> Listed records
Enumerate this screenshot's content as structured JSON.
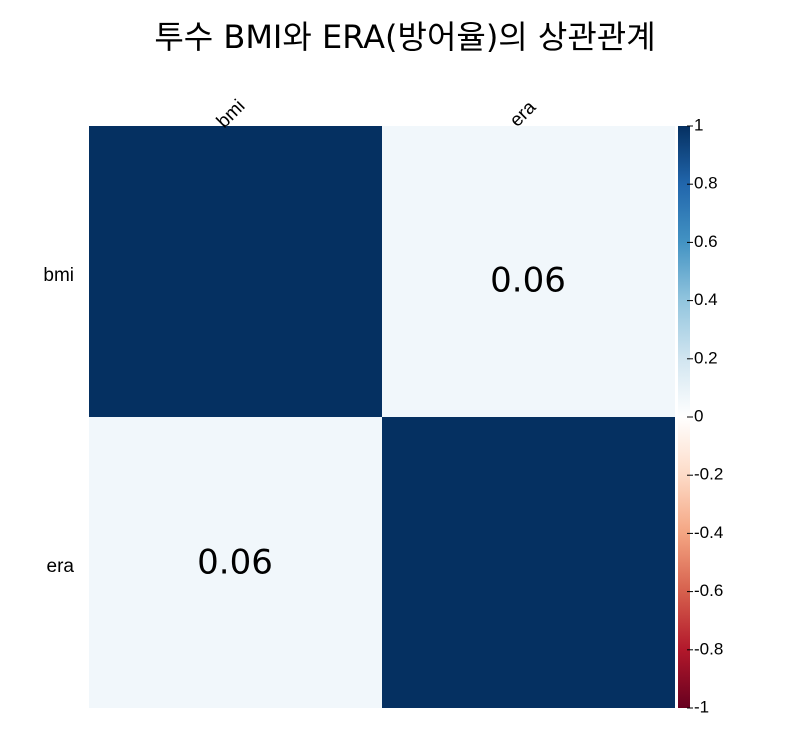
{
  "chart_data": {
    "type": "heatmap",
    "title": "투수 BMI와 ERA(방어율)의 상관관계",
    "variables": [
      "bmi",
      "era"
    ],
    "matrix": [
      [
        1,
        0.06
      ],
      [
        0.06,
        1
      ]
    ],
    "cell_labels": [
      [
        "",
        "0.06"
      ],
      [
        "0.06",
        ""
      ]
    ],
    "colorbar": {
      "range": [
        -1,
        1
      ],
      "ticks": [
        "1",
        "0.8",
        "0.6",
        "0.4",
        "0.2",
        "0",
        "-0.2",
        "-0.4",
        "-0.6",
        "-0.8",
        "-1"
      ],
      "colors": [
        "#67001f",
        "#b2182b",
        "#d6604d",
        "#f4a582",
        "#fddbc7",
        "#ffffff",
        "#d1e5f0",
        "#92c5de",
        "#4393c3",
        "#2166ac",
        "#053061"
      ]
    }
  }
}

> Requirement
Exactly reproduce each record, leaving out any pictures.

> Written reply
Enumerate this screenshot's content as structured JSON.
{
  "chart_data": {
    "type": "heatmap",
    "title": "투수 BMI와 ERA(방어율)의 상관관계",
    "variables": [
      "bmi",
      "era"
    ],
    "matrix": [
      [
        1,
        0.06
      ],
      [
        0.06,
        1
      ]
    ],
    "cell_labels": [
      [
        "",
        "0.06"
      ],
      [
        "0.06",
        ""
      ]
    ],
    "colorbar": {
      "range": [
        -1,
        1
      ],
      "ticks": [
        "1",
        "0.8",
        "0.6",
        "0.4",
        "0.2",
        "0",
        "-0.2",
        "-0.4",
        "-0.6",
        "-0.8",
        "-1"
      ],
      "colors": [
        "#67001f",
        "#b2182b",
        "#d6604d",
        "#f4a582",
        "#fddbc7",
        "#ffffff",
        "#d1e5f0",
        "#92c5de",
        "#4393c3",
        "#2166ac",
        "#053061"
      ]
    }
  }
}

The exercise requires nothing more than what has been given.